■ Task to carry out ■
In the listing below, count the lines with "item" and report only the figure.

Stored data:

· · ·

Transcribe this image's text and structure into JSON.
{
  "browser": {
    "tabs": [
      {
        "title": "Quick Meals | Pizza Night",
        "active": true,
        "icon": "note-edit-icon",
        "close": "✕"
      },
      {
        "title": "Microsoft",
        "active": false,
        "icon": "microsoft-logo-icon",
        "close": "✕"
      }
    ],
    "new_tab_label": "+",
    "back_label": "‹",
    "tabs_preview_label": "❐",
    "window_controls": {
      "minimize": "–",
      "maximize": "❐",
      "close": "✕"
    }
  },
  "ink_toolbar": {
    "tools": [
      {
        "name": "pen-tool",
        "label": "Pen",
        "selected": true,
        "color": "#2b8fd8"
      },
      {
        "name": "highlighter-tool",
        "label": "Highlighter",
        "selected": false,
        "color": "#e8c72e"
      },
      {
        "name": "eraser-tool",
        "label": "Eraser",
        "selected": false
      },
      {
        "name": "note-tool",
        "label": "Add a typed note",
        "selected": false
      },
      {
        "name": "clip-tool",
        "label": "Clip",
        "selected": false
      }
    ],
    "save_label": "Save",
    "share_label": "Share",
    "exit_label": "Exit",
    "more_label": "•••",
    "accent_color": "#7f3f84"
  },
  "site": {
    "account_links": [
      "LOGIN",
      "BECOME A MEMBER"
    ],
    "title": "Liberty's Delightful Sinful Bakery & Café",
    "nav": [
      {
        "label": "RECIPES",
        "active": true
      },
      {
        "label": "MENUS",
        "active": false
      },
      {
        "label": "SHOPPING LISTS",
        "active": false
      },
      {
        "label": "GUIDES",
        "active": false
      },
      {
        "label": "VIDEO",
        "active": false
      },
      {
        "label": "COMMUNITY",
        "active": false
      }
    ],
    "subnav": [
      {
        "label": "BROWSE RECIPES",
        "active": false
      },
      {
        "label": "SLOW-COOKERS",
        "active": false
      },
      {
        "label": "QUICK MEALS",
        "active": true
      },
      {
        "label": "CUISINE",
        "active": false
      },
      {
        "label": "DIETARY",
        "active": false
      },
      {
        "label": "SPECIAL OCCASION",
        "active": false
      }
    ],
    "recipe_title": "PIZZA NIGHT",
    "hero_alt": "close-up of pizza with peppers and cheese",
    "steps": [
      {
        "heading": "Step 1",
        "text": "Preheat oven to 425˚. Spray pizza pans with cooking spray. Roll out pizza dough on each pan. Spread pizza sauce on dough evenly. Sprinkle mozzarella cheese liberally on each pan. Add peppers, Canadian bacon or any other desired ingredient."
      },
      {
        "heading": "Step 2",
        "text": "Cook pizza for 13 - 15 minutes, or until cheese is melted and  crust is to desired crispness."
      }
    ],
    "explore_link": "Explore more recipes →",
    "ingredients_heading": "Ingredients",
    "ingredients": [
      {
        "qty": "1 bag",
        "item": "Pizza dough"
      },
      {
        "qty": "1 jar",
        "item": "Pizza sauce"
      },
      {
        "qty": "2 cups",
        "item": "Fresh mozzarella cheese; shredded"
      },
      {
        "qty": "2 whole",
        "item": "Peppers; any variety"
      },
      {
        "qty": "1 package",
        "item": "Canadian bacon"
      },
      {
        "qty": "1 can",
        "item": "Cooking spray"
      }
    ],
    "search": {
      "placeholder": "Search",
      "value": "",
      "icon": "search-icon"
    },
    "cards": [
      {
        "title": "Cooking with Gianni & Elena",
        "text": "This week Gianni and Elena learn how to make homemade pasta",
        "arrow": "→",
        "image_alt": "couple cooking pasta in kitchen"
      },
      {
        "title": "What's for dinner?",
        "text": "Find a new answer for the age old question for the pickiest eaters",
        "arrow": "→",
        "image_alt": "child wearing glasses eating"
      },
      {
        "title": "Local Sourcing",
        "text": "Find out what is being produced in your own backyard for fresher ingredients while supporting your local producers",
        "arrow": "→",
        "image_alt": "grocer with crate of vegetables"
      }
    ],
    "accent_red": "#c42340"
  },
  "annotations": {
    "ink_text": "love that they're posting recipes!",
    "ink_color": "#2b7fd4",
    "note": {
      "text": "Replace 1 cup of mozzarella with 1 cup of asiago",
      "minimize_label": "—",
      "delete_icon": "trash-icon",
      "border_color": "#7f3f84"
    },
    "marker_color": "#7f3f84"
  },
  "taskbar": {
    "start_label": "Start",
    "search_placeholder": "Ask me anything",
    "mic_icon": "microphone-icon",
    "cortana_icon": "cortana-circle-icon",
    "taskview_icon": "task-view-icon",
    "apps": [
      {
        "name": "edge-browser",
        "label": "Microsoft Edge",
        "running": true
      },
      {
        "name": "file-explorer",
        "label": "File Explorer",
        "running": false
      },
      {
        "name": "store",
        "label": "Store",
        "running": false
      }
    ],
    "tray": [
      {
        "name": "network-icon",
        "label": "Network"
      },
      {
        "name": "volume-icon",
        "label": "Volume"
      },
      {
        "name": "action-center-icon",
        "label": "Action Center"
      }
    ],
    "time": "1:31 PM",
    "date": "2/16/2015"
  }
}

· · ·

■ The completed task ■
6